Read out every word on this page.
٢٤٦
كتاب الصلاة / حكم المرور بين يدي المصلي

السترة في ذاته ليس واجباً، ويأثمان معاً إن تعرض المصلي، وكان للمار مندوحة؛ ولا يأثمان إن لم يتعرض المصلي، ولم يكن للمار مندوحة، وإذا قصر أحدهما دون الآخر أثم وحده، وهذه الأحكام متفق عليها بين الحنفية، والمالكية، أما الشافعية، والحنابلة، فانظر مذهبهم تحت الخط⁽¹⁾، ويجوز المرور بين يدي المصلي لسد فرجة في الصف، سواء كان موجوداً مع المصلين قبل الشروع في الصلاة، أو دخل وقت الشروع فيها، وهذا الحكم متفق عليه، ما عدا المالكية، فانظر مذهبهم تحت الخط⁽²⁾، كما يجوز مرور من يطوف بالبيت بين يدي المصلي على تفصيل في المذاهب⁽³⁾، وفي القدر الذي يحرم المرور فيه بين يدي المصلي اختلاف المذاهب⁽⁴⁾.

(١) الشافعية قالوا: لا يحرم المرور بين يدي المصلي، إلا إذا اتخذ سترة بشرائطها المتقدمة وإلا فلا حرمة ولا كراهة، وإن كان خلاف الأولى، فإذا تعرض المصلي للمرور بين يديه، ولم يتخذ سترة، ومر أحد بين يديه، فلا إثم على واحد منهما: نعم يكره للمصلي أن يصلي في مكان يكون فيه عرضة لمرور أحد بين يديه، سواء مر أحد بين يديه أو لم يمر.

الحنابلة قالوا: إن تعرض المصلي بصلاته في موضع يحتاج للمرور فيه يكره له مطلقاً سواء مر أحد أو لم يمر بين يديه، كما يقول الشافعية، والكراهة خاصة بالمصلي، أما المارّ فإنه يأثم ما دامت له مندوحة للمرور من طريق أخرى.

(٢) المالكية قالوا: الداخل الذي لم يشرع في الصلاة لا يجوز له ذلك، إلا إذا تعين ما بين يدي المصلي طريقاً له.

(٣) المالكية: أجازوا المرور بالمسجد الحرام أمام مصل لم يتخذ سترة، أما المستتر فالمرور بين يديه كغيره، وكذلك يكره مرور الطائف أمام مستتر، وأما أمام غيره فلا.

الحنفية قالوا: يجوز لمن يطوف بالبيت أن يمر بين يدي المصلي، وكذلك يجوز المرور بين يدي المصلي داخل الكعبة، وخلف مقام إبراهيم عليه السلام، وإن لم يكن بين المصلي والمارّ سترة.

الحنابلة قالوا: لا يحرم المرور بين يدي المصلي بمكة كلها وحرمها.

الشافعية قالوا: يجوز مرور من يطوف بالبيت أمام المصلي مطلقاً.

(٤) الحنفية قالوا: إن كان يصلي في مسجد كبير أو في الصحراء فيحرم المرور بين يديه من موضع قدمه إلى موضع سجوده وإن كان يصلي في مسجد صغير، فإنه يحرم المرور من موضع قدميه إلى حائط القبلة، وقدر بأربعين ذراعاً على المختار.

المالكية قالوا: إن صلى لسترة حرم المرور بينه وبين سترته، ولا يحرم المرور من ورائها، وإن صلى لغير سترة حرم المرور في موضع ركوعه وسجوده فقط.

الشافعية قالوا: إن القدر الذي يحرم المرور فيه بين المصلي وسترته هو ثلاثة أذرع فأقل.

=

## WRITTEN TASK
Quote the listing in full, please, keeping every line exact.

## TASK OUTPUT
Read out every word on this page.
٢٤٦
كتاب الصلاة / حكم المرور بين يدي المصلي

السترة في ذاته ليس واجباً، ويأثمان معاً إن تعرض المصلي، وكان للمار مندوحة؛ ولا يأثمان إن لم يتعرض المصلي، ولم يكن للمار مندوحة، وإذا قصر أحدهما دون الآخر أثم وحده، وهذه الأحكام متفق عليها بين الحنفية، والمالكية، أما الشافعية، والحنابلة، فانظر مذهبهم تحت الخط⁽¹⁾، ويجوز المرور بين يدي المصلي لسد فرجة في الصف، سواء كان موجوداً مع المصلين قبل الشروع في الصلاة، أو دخل وقت الشروع فيها، وهذا الحكم متفق عليه، ما عدا المالكية، فانظر مذهبهم تحت الخط⁽²⁾، كما يجوز مرور من يطوف بالبيت بين يدي المصلي على تفصيل في المذاهب⁽³⁾، وفي القدر الذي يحرم المرور فيه بين يدي المصلي اختلاف المذاهب⁽⁴⁾.

(١) الشافعية قالوا: لا يحرم المرور بين يدي المصلي، إلا إذا اتخذ سترة بشرائطها المتقدمة وإلا فلا حرمة ولا كراهة، وإن كان خلاف الأولى، فإذا تعرض المصلي للمرور بين يديه، ولم يتخذ سترة، ومر أحد بين يديه، فلا إثم على واحد منهما: نعم يكره للمصلي أن يصلي في مكان يكون فيه عرضة لمرور أحد بين يديه، سواء مر أحد بين يديه أو لم يمر.

الحنابلة قالوا: إن تعرض المصلي بصلاته في موضع يحتاج للمرور فيه يكره له مطلقاً سواء مر أحد أو لم يمر بين يديه، كما يقول الشافعية، والكراهة خاصة بالمصلي، أما المارّ فإنه يأثم ما دامت له مندوحة للمرور من طريق أخرى.

(٢) المالكية قالوا: الداخل الذي لم يشرع في الصلاة لا يجوز له ذلك، إلا إذا تعين ما بين يدي المصلي طريقاً له.

(٣) المالكية: أجازوا المرور بالمسجد الحرام أمام مصل لم يتخذ سترة، أما المستتر فالمرور بين يديه كغيره، وكذلك يكره مرور الطائف أمام مستتر، وأما أمام غيره فلا.

الحنفية قالوا: يجوز لمن يطوف بالبيت أن يمر بين يدي المصلي، وكذلك يجوز المرور بين يدي المصلي داخل الكعبة، وخلف مقام إبراهيم عليه السلام، وإن لم يكن بين المصلي والمارّ سترة.

الحنابلة قالوا: لا يحرم المرور بين يدي المصلي بمكة كلها وحرمها.

الشافعية قالوا: يجوز مرور من يطوف بالبيت أمام المصلي مطلقاً.

(٤) الحنفية قالوا: إن كان يصلي في مسجد كبير أو في الصحراء فيحرم المرور بين يديه من موضع قدمه إلى موضع سجوده وإن كان يصلي في مسجد صغير، فإنه يحرم المرور من موضع قدميه إلى حائط القبلة، وقدر بأربعين ذراعاً على المختار.

المالكية قالوا: إن صلى لسترة حرم المرور بينه وبين سترته، ولا يحرم المرور من ورائها، وإن صلى لغير سترة حرم المرور في موضع ركوعه وسجوده فقط.

الشافعية قالوا: إن القدر الذي يحرم المرور فيه بين المصلي وسترته هو ثلاثة أذرع فأقل.

=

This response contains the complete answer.